(Exercise details): Each entry needs to be restated exactly as written.

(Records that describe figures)
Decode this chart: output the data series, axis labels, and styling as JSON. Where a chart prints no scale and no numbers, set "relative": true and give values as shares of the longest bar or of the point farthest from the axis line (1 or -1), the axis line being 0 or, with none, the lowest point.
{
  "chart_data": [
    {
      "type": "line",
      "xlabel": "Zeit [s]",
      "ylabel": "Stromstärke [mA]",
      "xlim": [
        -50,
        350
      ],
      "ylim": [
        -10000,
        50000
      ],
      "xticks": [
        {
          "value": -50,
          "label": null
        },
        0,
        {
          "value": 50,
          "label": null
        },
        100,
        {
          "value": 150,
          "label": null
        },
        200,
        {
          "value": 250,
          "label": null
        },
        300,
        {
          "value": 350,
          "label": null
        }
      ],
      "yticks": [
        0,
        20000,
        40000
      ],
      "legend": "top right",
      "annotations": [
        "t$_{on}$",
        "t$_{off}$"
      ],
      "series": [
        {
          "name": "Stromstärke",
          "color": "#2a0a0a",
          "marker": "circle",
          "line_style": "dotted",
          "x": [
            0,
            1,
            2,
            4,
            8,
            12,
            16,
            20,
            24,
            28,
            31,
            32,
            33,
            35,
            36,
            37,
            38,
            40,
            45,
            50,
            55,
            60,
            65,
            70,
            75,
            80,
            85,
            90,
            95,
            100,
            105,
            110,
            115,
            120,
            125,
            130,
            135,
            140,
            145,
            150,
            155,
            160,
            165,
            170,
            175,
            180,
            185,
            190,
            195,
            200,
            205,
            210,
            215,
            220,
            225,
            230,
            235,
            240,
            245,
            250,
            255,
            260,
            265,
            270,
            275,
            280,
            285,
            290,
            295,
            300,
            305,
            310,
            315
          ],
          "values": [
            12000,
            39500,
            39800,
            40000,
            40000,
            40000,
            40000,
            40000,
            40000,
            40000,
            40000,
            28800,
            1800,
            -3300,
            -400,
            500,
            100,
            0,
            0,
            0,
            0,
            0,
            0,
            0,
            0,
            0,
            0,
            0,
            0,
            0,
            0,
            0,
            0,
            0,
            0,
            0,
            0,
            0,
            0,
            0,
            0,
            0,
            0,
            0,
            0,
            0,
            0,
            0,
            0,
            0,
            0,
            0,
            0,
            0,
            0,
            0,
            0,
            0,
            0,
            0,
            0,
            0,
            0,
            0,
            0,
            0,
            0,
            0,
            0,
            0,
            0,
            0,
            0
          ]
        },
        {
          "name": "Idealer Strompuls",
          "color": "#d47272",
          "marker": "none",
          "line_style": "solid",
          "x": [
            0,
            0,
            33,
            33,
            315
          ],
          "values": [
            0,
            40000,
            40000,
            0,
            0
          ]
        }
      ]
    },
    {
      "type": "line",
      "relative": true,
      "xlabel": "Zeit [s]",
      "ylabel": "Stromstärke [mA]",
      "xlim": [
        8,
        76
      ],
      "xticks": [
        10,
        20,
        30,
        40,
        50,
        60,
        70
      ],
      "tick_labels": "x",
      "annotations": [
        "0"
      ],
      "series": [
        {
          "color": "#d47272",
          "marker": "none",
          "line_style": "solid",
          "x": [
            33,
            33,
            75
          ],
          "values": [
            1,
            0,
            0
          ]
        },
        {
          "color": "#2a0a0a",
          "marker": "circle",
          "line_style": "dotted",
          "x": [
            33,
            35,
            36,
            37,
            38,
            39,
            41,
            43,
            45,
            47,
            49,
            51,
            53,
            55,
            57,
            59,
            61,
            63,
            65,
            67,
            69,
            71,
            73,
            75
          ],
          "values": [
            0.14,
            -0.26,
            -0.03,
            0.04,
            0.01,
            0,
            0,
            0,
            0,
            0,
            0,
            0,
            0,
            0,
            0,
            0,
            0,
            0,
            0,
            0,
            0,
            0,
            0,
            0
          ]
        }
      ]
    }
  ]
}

(Written response):
Decode this chart: output the data series, axis labels, and styling as JSON. Where a chart prints no scale and no numbers, set "relative": true and give values as shares of the longest bar or of the point farthest from the axis line (1 or -1), the axis line being 0 or, with none, the lowest point.
{
  "chart_data": [
    {
      "type": "line",
      "xlabel": "Zeit [s]",
      "ylabel": "Stromstärke [mA]",
      "xlim": [
        -50,
        350
      ],
      "ylim": [
        -10000,
        50000
      ],
      "xticks": [
        {
          "value": -50,
          "label": null
        },
        0,
        {
          "value": 50,
          "label": null
        },
        100,
        {
          "value": 150,
          "label": null
        },
        200,
        {
          "value": 250,
          "label": null
        },
        300,
        {
          "value": 350,
          "label": null
        }
      ],
      "yticks": [
        0,
        20000,
        40000
      ],
      "legend": "top right",
      "annotations": [
        "t$_{on}$",
        "t$_{off}$"
      ],
      "series": [
        {
          "name": "Stromstärke",
          "color": "#2a0a0a",
          "marker": "circle",
          "line_style": "dotted",
          "x": [
            0,
            1,
            2,
            4,
            8,
            12,
            16,
            20,
            24,
            28,
            31,
            32,
            33,
            35,
            36,
            37,
            38,
            40,
            45,
            50,
            55,
            60,
            65,
            70,
            75,
            80,
            85,
            90,
            95,
            100,
            105,
            110,
            115,
            120,
            125,
            130,
            135,
            140,
            145,
            150,
            155,
            160,
            165,
            170,
            175,
            180,
            185,
            190,
            195,
            200,
            205,
            210,
            215,
            220,
            225,
            230,
            235,
            240,
            245,
            250,
            255,
            260,
            265,
            270,
            275,
            280,
            285,
            290,
            295,
            300,
            305,
            310,
            315
          ],
          "values": [
            12000,
            39500,
            39800,
            40000,
            40000,
            40000,
            40000,
            40000,
            40000,
            40000,
            40000,
            28800,
            1800,
            -3300,
            -400,
            500,
            100,
            0,
            0,
            0,
            0,
            0,
            0,
            0,
            0,
            0,
            0,
            0,
            0,
            0,
            0,
            0,
            0,
            0,
            0,
            0,
            0,
            0,
            0,
            0,
            0,
            0,
            0,
            0,
            0,
            0,
            0,
            0,
            0,
            0,
            0,
            0,
            0,
            0,
            0,
            0,
            0,
            0,
            0,
            0,
            0,
            0,
            0,
            0,
            0,
            0,
            0,
            0,
            0,
            0,
            0,
            0,
            0
          ]
        },
        {
          "name": "Idealer Strompuls",
          "color": "#d47272",
          "marker": "none",
          "line_style": "solid",
          "x": [
            0,
            0,
            33,
            33,
            315
          ],
          "values": [
            0,
            40000,
            40000,
            0,
            0
          ]
        }
      ]
    },
    {
      "type": "line",
      "relative": true,
      "xlabel": "Zeit [s]",
      "ylabel": "Stromstärke [mA]",
      "xlim": [
        8,
        76
      ],
      "xticks": [
        10,
        20,
        30,
        40,
        50,
        60,
        70
      ],
      "tick_labels": "x",
      "annotations": [
        "0"
      ],
      "series": [
        {
          "color": "#d47272",
          "marker": "none",
          "line_style": "solid",
          "x": [
            33,
            33,
            75
          ],
          "values": [
            1,
            0,
            0
          ]
        },
        {
          "color": "#2a0a0a",
          "marker": "circle",
          "line_style": "dotted",
          "x": [
            33,
            35,
            36,
            37,
            38,
            39,
            41,
            43,
            45,
            47,
            49,
            51,
            53,
            55,
            57,
            59,
            61,
            63,
            65,
            67,
            69,
            71,
            73,
            75
          ],
          "values": [
            0.14,
            -0.26,
            -0.03,
            0.04,
            0.01,
            0,
            0,
            0,
            0,
            0,
            0,
            0,
            0,
            0,
            0,
            0,
            0,
            0,
            0,
            0,
            0,
            0,
            0,
            0
          ]
        }
      ]
    }
  ]
}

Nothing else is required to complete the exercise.